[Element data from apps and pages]
= Beginning of Section =

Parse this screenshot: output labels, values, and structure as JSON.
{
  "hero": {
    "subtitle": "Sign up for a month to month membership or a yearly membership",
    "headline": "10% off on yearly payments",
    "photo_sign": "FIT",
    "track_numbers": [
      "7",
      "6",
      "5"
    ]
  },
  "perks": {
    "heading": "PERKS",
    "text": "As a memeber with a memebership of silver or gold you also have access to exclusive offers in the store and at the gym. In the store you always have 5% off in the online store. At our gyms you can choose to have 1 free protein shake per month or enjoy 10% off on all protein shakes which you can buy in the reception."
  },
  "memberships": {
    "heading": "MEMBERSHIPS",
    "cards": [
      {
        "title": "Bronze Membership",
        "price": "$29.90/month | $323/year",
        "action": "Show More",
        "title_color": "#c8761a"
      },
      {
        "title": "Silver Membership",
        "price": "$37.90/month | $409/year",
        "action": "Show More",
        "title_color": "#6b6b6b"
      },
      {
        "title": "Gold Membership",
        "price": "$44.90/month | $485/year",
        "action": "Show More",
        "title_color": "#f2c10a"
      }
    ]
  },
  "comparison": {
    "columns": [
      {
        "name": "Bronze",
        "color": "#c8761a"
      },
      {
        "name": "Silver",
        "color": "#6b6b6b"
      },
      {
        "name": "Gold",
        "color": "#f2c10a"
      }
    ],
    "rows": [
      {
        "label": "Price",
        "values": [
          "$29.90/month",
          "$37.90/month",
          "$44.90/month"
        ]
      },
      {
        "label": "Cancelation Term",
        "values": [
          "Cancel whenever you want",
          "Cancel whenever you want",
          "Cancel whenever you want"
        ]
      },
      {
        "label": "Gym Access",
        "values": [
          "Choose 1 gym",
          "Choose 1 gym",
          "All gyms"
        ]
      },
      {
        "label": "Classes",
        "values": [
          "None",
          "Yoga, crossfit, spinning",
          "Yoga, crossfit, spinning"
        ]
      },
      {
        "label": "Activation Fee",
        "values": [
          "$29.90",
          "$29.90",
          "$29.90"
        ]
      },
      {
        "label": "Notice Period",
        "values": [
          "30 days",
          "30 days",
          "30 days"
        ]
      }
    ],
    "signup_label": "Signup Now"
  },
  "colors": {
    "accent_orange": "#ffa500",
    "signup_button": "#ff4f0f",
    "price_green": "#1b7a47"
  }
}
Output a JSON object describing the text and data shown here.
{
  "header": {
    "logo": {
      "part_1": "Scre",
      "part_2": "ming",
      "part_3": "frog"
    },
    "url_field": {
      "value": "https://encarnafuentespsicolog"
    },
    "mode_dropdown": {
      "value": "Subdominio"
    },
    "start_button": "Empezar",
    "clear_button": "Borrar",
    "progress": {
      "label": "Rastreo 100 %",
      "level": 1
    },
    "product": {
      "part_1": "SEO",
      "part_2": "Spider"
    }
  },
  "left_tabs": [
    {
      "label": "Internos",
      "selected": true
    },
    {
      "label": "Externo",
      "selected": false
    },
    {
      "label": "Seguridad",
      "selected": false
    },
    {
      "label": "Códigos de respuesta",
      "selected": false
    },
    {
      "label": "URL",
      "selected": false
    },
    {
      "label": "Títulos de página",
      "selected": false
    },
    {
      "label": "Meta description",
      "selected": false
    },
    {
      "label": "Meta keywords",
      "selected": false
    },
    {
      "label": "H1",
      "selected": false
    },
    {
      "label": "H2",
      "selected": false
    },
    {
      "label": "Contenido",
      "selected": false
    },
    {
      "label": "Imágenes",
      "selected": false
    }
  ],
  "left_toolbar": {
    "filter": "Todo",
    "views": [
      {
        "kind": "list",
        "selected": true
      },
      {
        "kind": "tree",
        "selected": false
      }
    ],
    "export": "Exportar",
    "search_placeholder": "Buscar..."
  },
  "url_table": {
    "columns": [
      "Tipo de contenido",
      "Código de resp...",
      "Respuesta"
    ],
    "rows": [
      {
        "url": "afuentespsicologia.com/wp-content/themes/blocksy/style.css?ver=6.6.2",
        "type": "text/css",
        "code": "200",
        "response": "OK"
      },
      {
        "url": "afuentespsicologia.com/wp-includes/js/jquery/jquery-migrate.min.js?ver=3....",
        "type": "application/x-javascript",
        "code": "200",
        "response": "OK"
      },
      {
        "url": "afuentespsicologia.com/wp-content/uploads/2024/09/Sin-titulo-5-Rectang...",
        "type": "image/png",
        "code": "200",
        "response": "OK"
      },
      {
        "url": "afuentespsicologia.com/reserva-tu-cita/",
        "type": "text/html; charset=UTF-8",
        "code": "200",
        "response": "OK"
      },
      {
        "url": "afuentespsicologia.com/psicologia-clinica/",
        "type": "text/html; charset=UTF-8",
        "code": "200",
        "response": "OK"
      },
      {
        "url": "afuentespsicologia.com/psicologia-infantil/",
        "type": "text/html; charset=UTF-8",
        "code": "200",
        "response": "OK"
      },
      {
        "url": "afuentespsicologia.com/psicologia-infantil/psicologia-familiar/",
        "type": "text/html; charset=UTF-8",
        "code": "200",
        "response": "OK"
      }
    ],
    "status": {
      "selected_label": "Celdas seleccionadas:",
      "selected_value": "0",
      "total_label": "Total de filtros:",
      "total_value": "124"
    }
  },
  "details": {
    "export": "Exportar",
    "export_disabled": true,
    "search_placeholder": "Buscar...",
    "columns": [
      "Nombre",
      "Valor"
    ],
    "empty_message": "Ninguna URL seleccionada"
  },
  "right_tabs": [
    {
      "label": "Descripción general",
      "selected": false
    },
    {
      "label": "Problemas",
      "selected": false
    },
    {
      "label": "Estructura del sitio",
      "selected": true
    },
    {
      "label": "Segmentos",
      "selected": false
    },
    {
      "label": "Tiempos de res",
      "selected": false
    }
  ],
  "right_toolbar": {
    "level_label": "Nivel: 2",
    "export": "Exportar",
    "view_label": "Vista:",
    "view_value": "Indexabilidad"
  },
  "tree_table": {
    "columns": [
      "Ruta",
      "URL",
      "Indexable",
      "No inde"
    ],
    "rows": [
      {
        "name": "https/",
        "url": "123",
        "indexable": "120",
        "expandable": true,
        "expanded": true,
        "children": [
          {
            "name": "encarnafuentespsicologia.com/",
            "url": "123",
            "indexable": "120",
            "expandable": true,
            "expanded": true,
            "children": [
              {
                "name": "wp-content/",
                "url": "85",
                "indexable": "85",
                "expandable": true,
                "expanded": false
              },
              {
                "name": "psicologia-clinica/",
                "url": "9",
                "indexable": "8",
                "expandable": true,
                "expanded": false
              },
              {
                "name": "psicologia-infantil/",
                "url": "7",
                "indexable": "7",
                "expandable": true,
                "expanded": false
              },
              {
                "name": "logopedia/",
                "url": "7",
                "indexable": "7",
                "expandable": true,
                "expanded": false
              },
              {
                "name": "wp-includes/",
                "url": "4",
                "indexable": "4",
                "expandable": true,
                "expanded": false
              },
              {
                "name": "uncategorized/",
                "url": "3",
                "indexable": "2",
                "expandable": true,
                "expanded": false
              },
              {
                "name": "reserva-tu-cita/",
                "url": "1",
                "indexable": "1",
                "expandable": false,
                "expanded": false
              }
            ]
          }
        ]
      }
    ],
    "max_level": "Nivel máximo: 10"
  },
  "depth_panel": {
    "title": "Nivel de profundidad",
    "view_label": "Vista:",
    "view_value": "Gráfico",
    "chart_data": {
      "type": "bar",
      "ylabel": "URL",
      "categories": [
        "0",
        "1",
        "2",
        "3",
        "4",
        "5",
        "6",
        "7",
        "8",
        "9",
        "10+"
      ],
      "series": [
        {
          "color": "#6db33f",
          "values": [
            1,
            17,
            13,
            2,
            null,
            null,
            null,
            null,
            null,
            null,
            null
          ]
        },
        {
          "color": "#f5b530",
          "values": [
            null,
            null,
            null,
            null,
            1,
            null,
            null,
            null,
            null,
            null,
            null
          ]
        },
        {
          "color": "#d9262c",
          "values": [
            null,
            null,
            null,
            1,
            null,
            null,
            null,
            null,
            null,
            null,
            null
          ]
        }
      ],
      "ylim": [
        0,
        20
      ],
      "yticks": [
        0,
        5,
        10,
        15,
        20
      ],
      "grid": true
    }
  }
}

= End of Section =

**Task description**
Lines holding "crossfit": give how many there are in the entries above, and nothing more.

**Answer area**
2